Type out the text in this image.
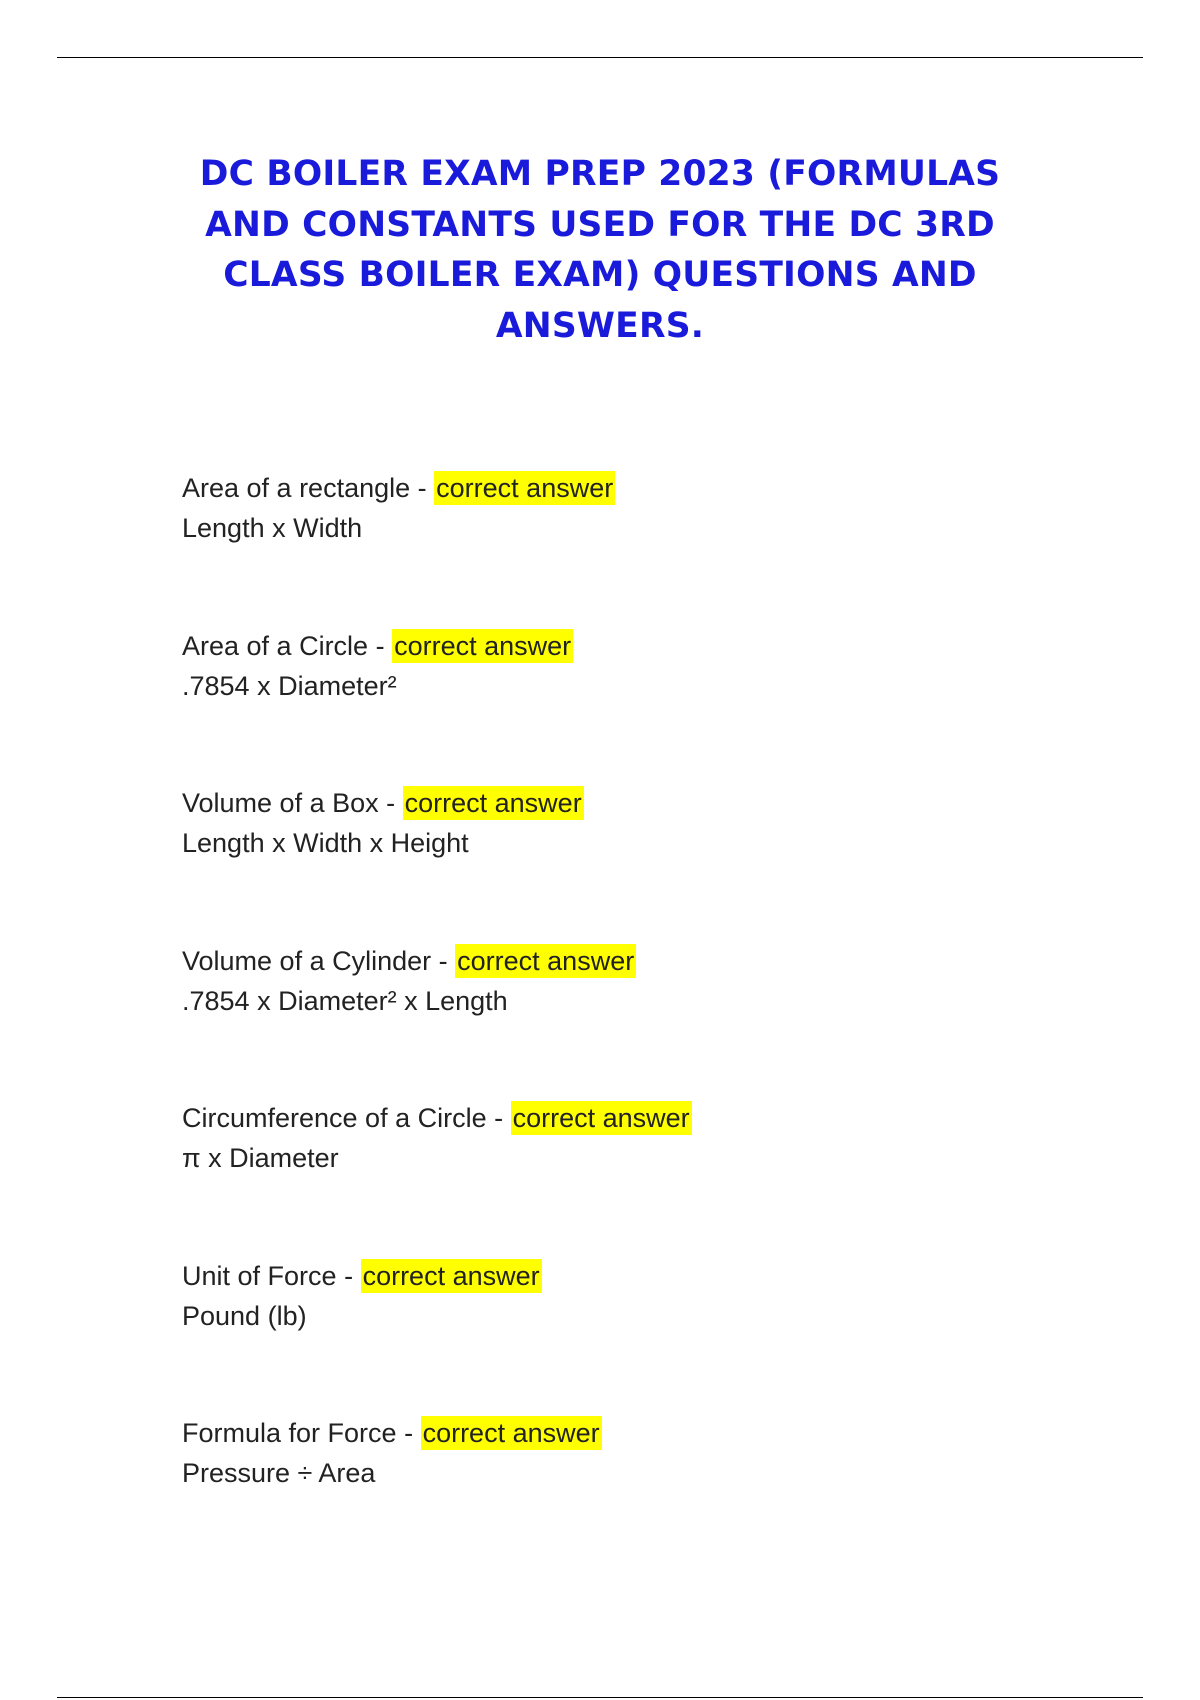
DC BOILER EXAM PREP 2023 (FORMULAS AND CONSTANTS USED FOR THE DC 3RD CLASS BOILER EXAM) QUESTIONS AND ANSWERS.
Area of a rectangle - correct answer
Length x Width
Area of a Circle - correct answer
.7854 x Diameter²
Volume of a Box - correct answer
Length x Width x Height
Volume of a Cylinder - correct answer
.7854 x Diameter² x Length
Circumference of a Circle - correct answer
π x Diameter
Unit of Force - correct answer
Pound (lb)
Formula for Force - correct answer
Pressure ÷ Area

# # # #

- GIVEN TASK: Output the data above without changes, apart from leaving out the pictures.

- CORRECT OUTPUT:
Type out the text in this image.
DC BOILER EXAM PREP 2023 (FORMULAS AND CONSTANTS USED FOR THE DC 3RD CLASS BOILER EXAM) QUESTIONS AND ANSWERS.
Area of a rectangle - correct answer
Length x Width
Area of a Circle - correct answer
.7854 x Diameter²
Volume of a Box - correct answer
Length x Width x Height
Volume of a Cylinder - correct answer
.7854 x Diameter² x Length
Circumference of a Circle - correct answer
π x Diameter
Unit of Force - correct answer
Pound (lb)
Formula for Force - correct answer
Pressure ÷ Area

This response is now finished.